- _Requirement_: Can you reproduce the listing below line for line, without changing anything?
↓↓↓
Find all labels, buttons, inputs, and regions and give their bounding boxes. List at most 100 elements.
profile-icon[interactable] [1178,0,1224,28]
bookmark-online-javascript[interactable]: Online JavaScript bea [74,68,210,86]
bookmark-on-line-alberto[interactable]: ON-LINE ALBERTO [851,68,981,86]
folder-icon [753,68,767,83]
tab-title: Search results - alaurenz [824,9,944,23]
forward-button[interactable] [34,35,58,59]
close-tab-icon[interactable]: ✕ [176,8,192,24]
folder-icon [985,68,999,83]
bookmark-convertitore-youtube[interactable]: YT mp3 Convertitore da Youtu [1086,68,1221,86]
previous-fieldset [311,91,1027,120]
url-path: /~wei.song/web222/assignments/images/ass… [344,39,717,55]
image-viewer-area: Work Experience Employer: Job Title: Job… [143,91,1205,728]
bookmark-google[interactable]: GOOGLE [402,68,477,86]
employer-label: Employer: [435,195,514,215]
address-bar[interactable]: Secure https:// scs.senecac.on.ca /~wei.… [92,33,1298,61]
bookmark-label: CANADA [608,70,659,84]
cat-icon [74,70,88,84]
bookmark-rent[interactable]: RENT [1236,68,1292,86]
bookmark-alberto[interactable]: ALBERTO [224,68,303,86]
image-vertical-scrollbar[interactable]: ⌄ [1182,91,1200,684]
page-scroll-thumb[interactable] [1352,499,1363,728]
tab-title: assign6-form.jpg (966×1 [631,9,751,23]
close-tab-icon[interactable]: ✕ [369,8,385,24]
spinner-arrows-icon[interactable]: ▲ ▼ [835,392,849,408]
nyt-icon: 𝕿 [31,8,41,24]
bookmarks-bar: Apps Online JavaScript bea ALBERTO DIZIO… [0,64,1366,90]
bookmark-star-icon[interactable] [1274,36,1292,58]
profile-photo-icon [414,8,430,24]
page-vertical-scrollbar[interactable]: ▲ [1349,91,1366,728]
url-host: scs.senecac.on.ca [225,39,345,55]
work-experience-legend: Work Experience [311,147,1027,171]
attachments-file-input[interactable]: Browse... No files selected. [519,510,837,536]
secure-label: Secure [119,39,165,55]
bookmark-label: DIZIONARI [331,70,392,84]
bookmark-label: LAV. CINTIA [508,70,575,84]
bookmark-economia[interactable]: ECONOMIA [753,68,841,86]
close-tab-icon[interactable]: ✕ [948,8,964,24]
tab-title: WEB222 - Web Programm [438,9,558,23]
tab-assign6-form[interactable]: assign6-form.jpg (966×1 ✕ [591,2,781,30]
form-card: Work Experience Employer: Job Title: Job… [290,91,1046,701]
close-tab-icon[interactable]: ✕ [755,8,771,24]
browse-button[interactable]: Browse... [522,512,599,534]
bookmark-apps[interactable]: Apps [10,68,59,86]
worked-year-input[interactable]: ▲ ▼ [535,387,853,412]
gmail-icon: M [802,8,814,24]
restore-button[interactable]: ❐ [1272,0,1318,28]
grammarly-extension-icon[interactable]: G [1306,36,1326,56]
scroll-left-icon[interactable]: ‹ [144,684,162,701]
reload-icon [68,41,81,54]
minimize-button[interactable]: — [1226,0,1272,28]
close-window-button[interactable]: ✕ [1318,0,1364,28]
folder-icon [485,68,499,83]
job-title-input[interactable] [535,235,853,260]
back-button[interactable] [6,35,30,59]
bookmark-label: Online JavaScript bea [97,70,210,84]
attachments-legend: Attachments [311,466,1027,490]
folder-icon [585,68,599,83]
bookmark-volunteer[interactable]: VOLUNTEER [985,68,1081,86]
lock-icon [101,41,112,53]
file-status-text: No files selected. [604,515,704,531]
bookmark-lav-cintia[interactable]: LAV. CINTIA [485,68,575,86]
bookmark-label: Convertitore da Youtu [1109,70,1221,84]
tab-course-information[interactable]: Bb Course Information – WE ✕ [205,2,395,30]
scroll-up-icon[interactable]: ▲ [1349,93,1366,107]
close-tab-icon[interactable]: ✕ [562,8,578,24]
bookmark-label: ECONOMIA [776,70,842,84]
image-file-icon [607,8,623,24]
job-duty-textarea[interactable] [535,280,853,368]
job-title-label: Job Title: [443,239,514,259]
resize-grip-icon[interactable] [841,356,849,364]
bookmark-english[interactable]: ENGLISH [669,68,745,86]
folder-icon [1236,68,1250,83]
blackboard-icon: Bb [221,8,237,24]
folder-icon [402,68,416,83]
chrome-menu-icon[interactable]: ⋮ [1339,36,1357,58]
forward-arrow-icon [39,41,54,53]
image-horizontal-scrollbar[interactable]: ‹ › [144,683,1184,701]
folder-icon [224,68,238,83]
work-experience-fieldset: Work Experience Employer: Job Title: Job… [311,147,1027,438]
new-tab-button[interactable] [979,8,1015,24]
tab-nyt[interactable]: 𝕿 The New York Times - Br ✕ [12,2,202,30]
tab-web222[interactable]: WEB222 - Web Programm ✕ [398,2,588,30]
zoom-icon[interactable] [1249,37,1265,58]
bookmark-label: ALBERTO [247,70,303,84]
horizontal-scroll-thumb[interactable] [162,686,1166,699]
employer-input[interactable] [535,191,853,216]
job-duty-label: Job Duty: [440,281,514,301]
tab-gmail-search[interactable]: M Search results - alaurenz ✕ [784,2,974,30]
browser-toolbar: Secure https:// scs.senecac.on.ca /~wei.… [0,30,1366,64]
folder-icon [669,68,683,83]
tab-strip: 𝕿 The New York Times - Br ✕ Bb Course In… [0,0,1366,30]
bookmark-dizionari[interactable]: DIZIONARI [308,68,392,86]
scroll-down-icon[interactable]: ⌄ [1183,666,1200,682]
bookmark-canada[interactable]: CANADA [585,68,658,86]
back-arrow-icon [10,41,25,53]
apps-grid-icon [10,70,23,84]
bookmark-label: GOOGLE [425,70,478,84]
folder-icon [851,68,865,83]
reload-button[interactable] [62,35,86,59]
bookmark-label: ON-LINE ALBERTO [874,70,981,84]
↑↑↑
- _Result of the task_:
Find all labels, buttons, inputs, and regions and give their bounding boxes. List at most 100 elements.
profile-icon[interactable] [1178,0,1224,28]
bookmark-online-javascript[interactable]: Online JavaScript bea [74,68,210,86]
bookmark-on-line-alberto[interactable]: ON-LINE ALBERTO [851,68,981,86]
folder-icon [753,68,767,83]
tab-title: Search results - alaurenz [824,9,944,23]
forward-button[interactable] [34,35,58,59]
close-tab-icon[interactable]: ✕ [176,8,192,24]
folder-icon [985,68,999,83]
bookmark-convertitore-youtube[interactable]: YT mp3 Convertitore da Youtu [1086,68,1221,86]
previous-fieldset [311,91,1027,120]
url-path: /~wei.song/web222/assignments/images/ass… [344,39,717,55]
image-viewer-area: Work Experience Employer: Job Title: Job… [143,91,1205,728]
bookmark-google[interactable]: GOOGLE [402,68,477,86]
employer-label: Employer: [435,195,514,215]
address-bar[interactable]: Secure https:// scs.senecac.on.ca /~wei.… [92,33,1298,61]
bookmark-label: CANADA [608,70,659,84]
cat-icon [74,70,88,84]
bookmark-rent[interactable]: RENT [1236,68,1292,86]
bookmark-alberto[interactable]: ALBERTO [224,68,303,86]
image-vertical-scrollbar[interactable]: ⌄ [1182,91,1200,684]
page-scroll-thumb[interactable] [1352,499,1363,728]
tab-title: assign6-form.jpg (966×1 [631,9,751,23]
close-tab-icon[interactable]: ✕ [369,8,385,24]
spinner-arrows-icon[interactable]: ▲ ▼ [835,392,849,408]
nyt-icon: 𝕿 [31,8,41,24]
bookmarks-bar: Apps Online JavaScript bea ALBERTO DIZIO… [0,64,1366,90]
bookmark-star-icon[interactable] [1274,36,1292,58]
profile-photo-icon [414,8,430,24]
page-vertical-scrollbar[interactable]: ▲ [1349,91,1366,728]
url-host: scs.senecac.on.ca [225,39,345,55]
work-experience-legend: Work Experience [311,147,1027,171]
attachments-file-input[interactable]: Browse... No files selected. [519,510,837,536]
secure-label: Secure [119,39,165,55]
bookmark-label: DIZIONARI [331,70,392,84]
bookmark-label: LAV. CINTIA [508,70,575,84]
bookmark-economia[interactable]: ECONOMIA [753,68,841,86]
close-tab-icon[interactable]: ✕ [948,8,964,24]
tab-title: WEB222 - Web Programm [438,9,558,23]
tab-assign6-form[interactable]: assign6-form.jpg (966×1 ✕ [591,2,781,30]
form-card: Work Experience Employer: Job Title: Job… [290,91,1046,701]
close-tab-icon[interactable]: ✕ [755,8,771,24]
browse-button[interactable]: Browse... [522,512,599,534]
bookmark-apps[interactable]: Apps [10,68,59,86]
worked-year-input[interactable]: ▲ ▼ [535,387,853,412]
gmail-icon: M [802,8,814,24]
restore-button[interactable]: ❐ [1272,0,1318,28]
grammarly-extension-icon[interactable]: G [1306,36,1326,56]
scroll-left-icon[interactable]: ‹ [144,684,162,701]
reload-icon [68,41,81,54]
minimize-button[interactable]: — [1226,0,1272,28]
close-window-button[interactable]: ✕ [1318,0,1364,28]
folder-icon [485,68,499,83]
job-title-input[interactable] [535,235,853,260]
back-button[interactable] [6,35,30,59]
bookmark-label: Online JavaScript bea [97,70,210,84]
attachments-legend: Attachments [311,466,1027,490]
folder-icon [585,68,599,83]
bookmark-volunteer[interactable]: VOLUNTEER [985,68,1081,86]
lock-icon [101,41,112,53]
file-status-text: No files selected. [604,515,704,531]
bookmark-lav-cintia[interactable]: LAV. CINTIA [485,68,575,86]
bookmark-label: Convertitore da Youtu [1109,70,1221,84]
tab-course-information[interactable]: Bb Course Information – WE ✕ [205,2,395,30]
scroll-up-icon[interactable]: ▲ [1349,93,1366,107]
close-tab-icon[interactable]: ✕ [562,8,578,24]
bookmark-label: ECONOMIA [776,70,842,84]
image-file-icon [607,8,623,24]
job-duty-textarea[interactable] [535,280,853,368]
job-title-label: Job Title: [443,239,514,259]
resize-grip-icon[interactable] [841,356,849,364]
bookmark-english[interactable]: ENGLISH [669,68,745,86]
folder-icon [1236,68,1250,83]
blackboard-icon: Bb [221,8,237,24]
folder-icon [402,68,416,83]
chrome-menu-icon[interactable]: ⋮ [1339,36,1357,58]
forward-arrow-icon [39,41,54,53]
image-horizontal-scrollbar[interactable]: ‹ › [144,683,1184,701]
folder-icon [224,68,238,83]
work-experience-fieldset: Work Experience Employer: Job Title: Job… [311,147,1027,438]
new-tab-button[interactable] [979,8,1015,24]
tab-nyt[interactable]: 𝕿 The New York Times - Br ✕ [12,2,202,30]
tab-web222[interactable]: WEB222 - Web Programm ✕ [398,2,588,30]
zoom-icon[interactable] [1249,37,1265,58]
bookmark-label: ALBERTO [247,70,303,84]
horizontal-scroll-thumb[interactable] [162,686,1166,699]
employer-input[interactable] [535,191,853,216]
job-duty-label: Job Duty: [440,281,514,301]
tab-gmail-search[interactable]: M Search results - alaurenz ✕ [784,2,974,30]
browser-toolbar: Secure https:// scs.senecac.on.ca /~wei.… [0,30,1366,64]
folder-icon [669,68,683,83]
tab-strip: 𝕿 The New York Times - Br ✕ Bb Course In… [0,0,1366,30]
bookmark-dizionari[interactable]: DIZIONARI [308,68,392,86]
scroll-down-icon[interactable]: ⌄ [1183,666,1200,682]
bookmark-canada[interactable]: CANADA [585,68,658,86]
back-arrow-icon [10,41,25,53]
apps-grid-icon [10,70,23,84]
bookmark-label: GOOGLE [425,70,478,84]
folder-icon [851,68,865,83]
reload-button[interactable] [62,35,86,59]
bookmark-label: ON-LINE ALBERTO [874,70,981,84]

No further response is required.